**AIM:** Without omitting anything, return the records precisely as given.

**GIVEN DATA:**
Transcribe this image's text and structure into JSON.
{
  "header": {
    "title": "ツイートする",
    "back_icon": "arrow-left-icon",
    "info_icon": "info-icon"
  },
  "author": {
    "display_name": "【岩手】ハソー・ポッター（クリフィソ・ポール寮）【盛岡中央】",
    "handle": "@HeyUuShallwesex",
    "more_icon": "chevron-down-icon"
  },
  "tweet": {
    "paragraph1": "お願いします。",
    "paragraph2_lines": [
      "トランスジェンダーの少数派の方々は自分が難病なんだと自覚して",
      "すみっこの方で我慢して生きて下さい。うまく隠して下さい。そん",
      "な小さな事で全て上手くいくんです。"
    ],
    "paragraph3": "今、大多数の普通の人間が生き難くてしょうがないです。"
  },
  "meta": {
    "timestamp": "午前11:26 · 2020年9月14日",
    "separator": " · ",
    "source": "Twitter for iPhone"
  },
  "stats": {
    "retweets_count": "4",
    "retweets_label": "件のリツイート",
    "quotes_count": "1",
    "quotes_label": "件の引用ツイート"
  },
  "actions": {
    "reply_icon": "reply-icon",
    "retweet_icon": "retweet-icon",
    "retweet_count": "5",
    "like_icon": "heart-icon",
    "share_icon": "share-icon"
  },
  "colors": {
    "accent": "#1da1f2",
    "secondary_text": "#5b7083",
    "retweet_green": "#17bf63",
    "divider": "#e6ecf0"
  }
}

**RESULT:**
Transcribe this image's text and structure into JSON.
{
  "header": {
    "title": "ツイートする",
    "back_icon": "arrow-left-icon",
    "info_icon": "info-icon"
  },
  "author": {
    "display_name": "【岩手】ハソー・ポッター（クリフィソ・ポール寮）【盛岡中央】",
    "handle": "@HeyUuShallwesex",
    "more_icon": "chevron-down-icon"
  },
  "tweet": {
    "paragraph1": "お願いします。",
    "paragraph2_lines": [
      "トランスジェンダーの少数派の方々は自分が難病なんだと自覚して",
      "すみっこの方で我慢して生きて下さい。うまく隠して下さい。そん",
      "な小さな事で全て上手くいくんです。"
    ],
    "paragraph3": "今、大多数の普通の人間が生き難くてしょうがないです。"
  },
  "meta": {
    "timestamp": "午前11:26 · 2020年9月14日",
    "separator": " · ",
    "source": "Twitter for iPhone"
  },
  "stats": {
    "retweets_count": "4",
    "retweets_label": "件のリツイート",
    "quotes_count": "1",
    "quotes_label": "件の引用ツイート"
  },
  "actions": {
    "reply_icon": "reply-icon",
    "retweet_icon": "retweet-icon",
    "retweet_count": "5",
    "like_icon": "heart-icon",
    "share_icon": "share-icon"
  },
  "colors": {
    "accent": "#1da1f2",
    "secondary_text": "#5b7083",
    "retweet_green": "#17bf63",
    "divider": "#e6ecf0"
  }
}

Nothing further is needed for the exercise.